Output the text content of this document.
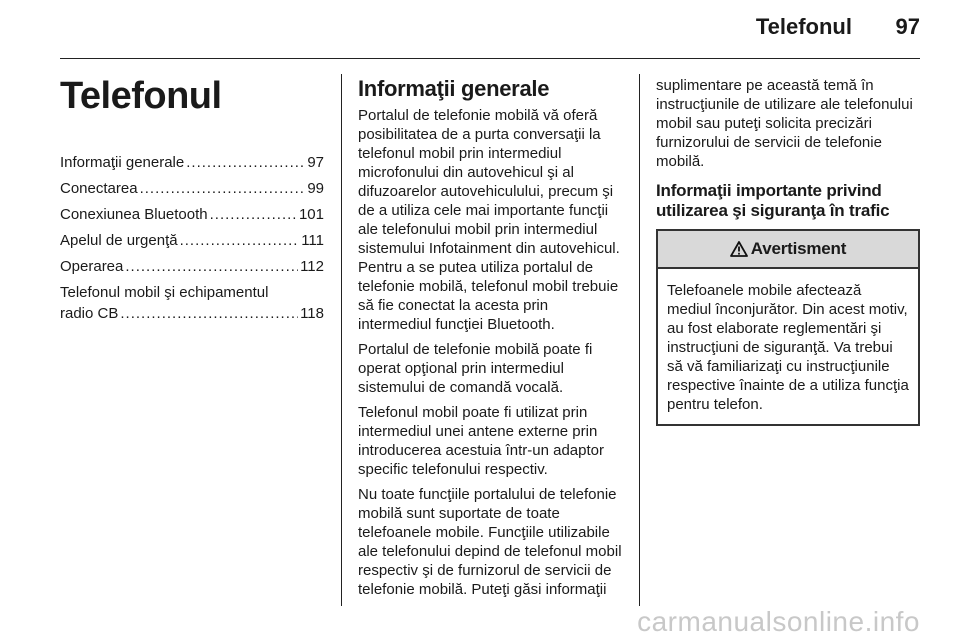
Telefonul 97
Telefonul
Informaţii generale .....	97
Conectarea .....	99
Conexiunea Bluetooth .....	101
Apelul de urgenţă .....	111
Operarea .....	112
Telefonul mobil şi echipamentul
radio CB .....	118
Informaţii generale

Portalul de telefonie mobilă vă oferă posibilitatea de a purta conversaţii la telefonul mobil prin intermediul microfonului din autovehicul şi al difuzoarelor autovehiculului, precum şi de a utiliza cele mai importante funcţii ale telefonului mobil prin intermediul sistemului Infotainment din autovehicul. Pentru a se putea utiliza portalul de telefonie mobilă, telefonul mobil trebuie să fie conectat la acesta prin intermediul funcţiei Bluetooth.

Portalul de telefonie mobilă poate fi operat opţional prin intermediul sistemului de comandă vocală.

Telefonul mobil poate fi utilizat prin intermediul unei antene externe prin introducerea acestuia într-un adaptor specific telefonului respectiv.

Nu toate funcţiile portalului de telefonie mobilă sunt suportate de toate telefoanele mobile. Funcţiile utilizabile ale telefonului depind de telefonul mobil respectiv şi de furnizorul de servicii de telefonie mobilă. Puteţi găsi informaţii

suplimentare pe această temă în instrucţiunile de utilizare ale telefonului mobil sau puteţi solicita precizări furnizorului de servicii de telefonie mobilă.

Informaţii importante privind utilizarea şi siguranţa în trafic
Avertisment
Telefoanele mobile afectează mediul înconjurător. Din acest motiv, au fost elaborate reglementări şi instrucţiuni de siguranţă. Va trebui să vă familiarizaţi cu instrucţiunile respective înainte de a utiliza funcţia pentru telefon.
carmanualsonline.info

=-=-=-=-=

**Task to carry out**
Filter the listing for the word "poate" and copy every line that holds it.

**Solution for this task**
Portalul de telefonie mobilă poate fi operat opţional prin intermediul sistemului de comandă vocală.
Telefonul mobil poate fi utilizat prin intermediul unei antene externe prin introducerea acestuia într-un adaptor specific telefonului respectiv.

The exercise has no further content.